▸ Dataset content
-- Start --

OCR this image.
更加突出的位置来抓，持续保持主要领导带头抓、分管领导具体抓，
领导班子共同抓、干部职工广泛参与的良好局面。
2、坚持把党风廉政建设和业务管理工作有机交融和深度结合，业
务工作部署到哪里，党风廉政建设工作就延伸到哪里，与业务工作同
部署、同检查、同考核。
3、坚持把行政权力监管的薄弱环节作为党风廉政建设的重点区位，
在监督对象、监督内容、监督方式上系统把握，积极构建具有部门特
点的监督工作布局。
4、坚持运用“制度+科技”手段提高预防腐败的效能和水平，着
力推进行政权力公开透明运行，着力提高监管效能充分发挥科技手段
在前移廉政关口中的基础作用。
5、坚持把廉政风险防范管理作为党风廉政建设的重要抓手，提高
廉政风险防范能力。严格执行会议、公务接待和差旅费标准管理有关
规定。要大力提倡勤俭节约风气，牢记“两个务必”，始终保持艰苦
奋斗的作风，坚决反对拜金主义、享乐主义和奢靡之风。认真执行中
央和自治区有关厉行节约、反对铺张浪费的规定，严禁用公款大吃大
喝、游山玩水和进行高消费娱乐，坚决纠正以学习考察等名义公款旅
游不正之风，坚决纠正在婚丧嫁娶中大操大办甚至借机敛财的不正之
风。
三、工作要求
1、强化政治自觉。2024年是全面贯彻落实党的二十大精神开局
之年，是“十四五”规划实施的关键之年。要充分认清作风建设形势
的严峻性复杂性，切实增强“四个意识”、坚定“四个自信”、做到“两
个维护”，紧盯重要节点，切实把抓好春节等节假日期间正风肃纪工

-- End --
-- Start --

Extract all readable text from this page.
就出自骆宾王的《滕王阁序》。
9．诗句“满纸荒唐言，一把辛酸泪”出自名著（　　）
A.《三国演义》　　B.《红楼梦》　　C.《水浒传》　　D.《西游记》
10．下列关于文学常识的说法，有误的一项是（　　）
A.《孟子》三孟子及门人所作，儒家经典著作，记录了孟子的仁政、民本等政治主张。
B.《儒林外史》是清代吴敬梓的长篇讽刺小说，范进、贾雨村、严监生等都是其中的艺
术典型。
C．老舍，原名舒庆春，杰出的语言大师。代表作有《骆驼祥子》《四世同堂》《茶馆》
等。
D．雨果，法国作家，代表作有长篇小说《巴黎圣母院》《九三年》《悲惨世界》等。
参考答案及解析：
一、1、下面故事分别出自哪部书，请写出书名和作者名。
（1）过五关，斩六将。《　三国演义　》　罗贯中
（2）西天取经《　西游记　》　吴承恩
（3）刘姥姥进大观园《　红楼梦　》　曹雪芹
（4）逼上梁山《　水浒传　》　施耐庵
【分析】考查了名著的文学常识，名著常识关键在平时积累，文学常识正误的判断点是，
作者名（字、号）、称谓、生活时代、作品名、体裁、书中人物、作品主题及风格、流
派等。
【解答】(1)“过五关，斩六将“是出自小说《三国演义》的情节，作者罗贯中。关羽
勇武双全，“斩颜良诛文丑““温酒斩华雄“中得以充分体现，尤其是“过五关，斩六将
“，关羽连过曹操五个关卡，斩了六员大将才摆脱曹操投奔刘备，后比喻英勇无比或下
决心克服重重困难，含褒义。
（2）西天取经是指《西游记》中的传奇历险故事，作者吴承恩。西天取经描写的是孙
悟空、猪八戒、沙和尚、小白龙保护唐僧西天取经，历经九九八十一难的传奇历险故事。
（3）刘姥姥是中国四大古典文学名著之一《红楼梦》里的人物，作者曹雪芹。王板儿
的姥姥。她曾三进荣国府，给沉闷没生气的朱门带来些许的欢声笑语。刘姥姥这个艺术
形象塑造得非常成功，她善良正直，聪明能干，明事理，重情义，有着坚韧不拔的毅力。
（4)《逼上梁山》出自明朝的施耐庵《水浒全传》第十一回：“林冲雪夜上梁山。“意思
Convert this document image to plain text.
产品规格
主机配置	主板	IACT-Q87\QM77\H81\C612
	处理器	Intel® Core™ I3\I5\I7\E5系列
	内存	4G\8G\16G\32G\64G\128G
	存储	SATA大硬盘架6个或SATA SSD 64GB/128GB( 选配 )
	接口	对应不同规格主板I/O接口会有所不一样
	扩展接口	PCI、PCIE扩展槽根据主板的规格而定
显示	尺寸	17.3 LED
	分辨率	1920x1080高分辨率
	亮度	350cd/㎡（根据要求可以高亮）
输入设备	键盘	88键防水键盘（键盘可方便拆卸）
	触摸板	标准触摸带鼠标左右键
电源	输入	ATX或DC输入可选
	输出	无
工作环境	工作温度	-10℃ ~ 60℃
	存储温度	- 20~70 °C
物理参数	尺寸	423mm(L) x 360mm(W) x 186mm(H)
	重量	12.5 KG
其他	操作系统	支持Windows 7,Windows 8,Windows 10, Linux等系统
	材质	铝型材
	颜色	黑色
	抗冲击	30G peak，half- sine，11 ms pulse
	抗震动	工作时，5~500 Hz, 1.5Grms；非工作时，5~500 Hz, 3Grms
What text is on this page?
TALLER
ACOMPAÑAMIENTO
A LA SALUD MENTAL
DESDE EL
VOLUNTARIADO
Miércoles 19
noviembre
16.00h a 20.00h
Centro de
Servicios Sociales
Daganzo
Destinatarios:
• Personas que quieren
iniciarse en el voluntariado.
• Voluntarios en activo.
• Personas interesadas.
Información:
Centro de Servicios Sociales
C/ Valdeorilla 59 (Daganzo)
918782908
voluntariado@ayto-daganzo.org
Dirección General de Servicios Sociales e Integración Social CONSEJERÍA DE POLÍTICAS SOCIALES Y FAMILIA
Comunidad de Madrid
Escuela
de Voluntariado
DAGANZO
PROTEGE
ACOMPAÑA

-- End --

▸ What to produce
Look over the listing above. Pick out and copy every line that includes "三国演义".

▸ Response for this exercise
A.《三国演义》　　B.《红楼梦》　　C.《水浒传》　　D.《西游记》
（1）过五关，斩六将。《　三国演义　》　罗贯中
【解答】(1)“过五关，斩六将“是出自小说《三国演义》的情节，作者罗贯中。关羽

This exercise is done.